> Objective
Each entry must be given again exactly; images do not belong in the copy.

> Input
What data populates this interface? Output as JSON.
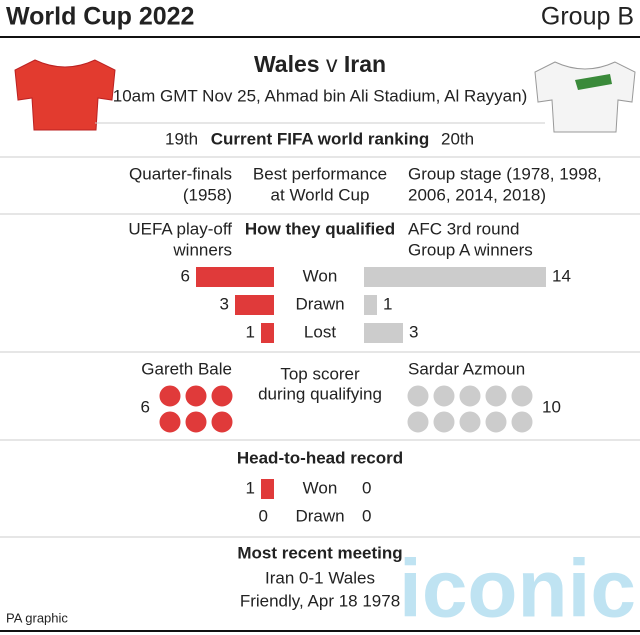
{
  "header": {
    "title": "World Cup 2022",
    "group": "Group B"
  },
  "match": {
    "home": "Wales",
    "sep": "v",
    "away": "Iran",
    "details": "10am GMT Nov 25, Ahmad bin Ali Stadium, Al Rayyan)"
  },
  "ranking": {
    "home": "19th",
    "label": "Current FIFA world ranking",
    "away": "20th"
  },
  "best": {
    "home": [
      "Quarter-finals",
      "(1958)"
    ],
    "label": [
      "Best performance",
      "at World Cup"
    ],
    "away": [
      "Group stage (1978, 1998,",
      "2006, 2014, 2018)"
    ]
  },
  "qualified": {
    "home": [
      "UEFA play-off",
      "winners"
    ],
    "label": "How they qualified",
    "away": [
      "AFC 3rd round",
      "Group A winners"
    ],
    "home_color": "#e03a3a",
    "away_color": "#cccccc",
    "rows": [
      {
        "label": "Won",
        "home": 6,
        "away": 14
      },
      {
        "label": "Drawn",
        "home": 3,
        "away": 1
      },
      {
        "label": "Lost",
        "home": 1,
        "away": 3
      }
    ]
  },
  "scorer": {
    "label": [
      "Top scorer",
      "during qualifying"
    ],
    "home": {
      "name": "Gareth Bale",
      "goals": 6
    },
    "away": {
      "name": "Sardar Azmoun",
      "goals": 10
    }
  },
  "h2h": {
    "title": "Head-to-head record",
    "rows": [
      {
        "label": "Won",
        "home": 1,
        "away": 0
      },
      {
        "label": "Drawn",
        "home": 0,
        "away": 0
      }
    ]
  },
  "recent": {
    "title": "Most recent meeting",
    "lines": [
      "Iran 0-1 Wales",
      "Friendly, Apr 18 1978"
    ]
  },
  "footer": {
    "credit": "PA graphic",
    "watermark": "iconic"
  }
}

> Completed exercise
What data populates this interface? Output as JSON.
{
  "header": {
    "title": "World Cup 2022",
    "group": "Group B"
  },
  "match": {
    "home": "Wales",
    "sep": "v",
    "away": "Iran",
    "details": "10am GMT Nov 25, Ahmad bin Ali Stadium, Al Rayyan)"
  },
  "ranking": {
    "home": "19th",
    "label": "Current FIFA world ranking",
    "away": "20th"
  },
  "best": {
    "home": [
      "Quarter-finals",
      "(1958)"
    ],
    "label": [
      "Best performance",
      "at World Cup"
    ],
    "away": [
      "Group stage (1978, 1998,",
      "2006, 2014, 2018)"
    ]
  },
  "qualified": {
    "home": [
      "UEFA play-off",
      "winners"
    ],
    "label": "How they qualified",
    "away": [
      "AFC 3rd round",
      "Group A winners"
    ],
    "home_color": "#e03a3a",
    "away_color": "#cccccc",
    "rows": [
      {
        "label": "Won",
        "home": 6,
        "away": 14
      },
      {
        "label": "Drawn",
        "home": 3,
        "away": 1
      },
      {
        "label": "Lost",
        "home": 1,
        "away": 3
      }
    ]
  },
  "scorer": {
    "label": [
      "Top scorer",
      "during qualifying"
    ],
    "home": {
      "name": "Gareth Bale",
      "goals": 6
    },
    "away": {
      "name": "Sardar Azmoun",
      "goals": 10
    }
  },
  "h2h": {
    "title": "Head-to-head record",
    "rows": [
      {
        "label": "Won",
        "home": 1,
        "away": 0
      },
      {
        "label": "Drawn",
        "home": 0,
        "away": 0
      }
    ]
  },
  "recent": {
    "title": "Most recent meeting",
    "lines": [
      "Iran 0-1 Wales",
      "Friendly, Apr 18 1978"
    ]
  },
  "footer": {
    "credit": "PA graphic",
    "watermark": "iconic"
  }
}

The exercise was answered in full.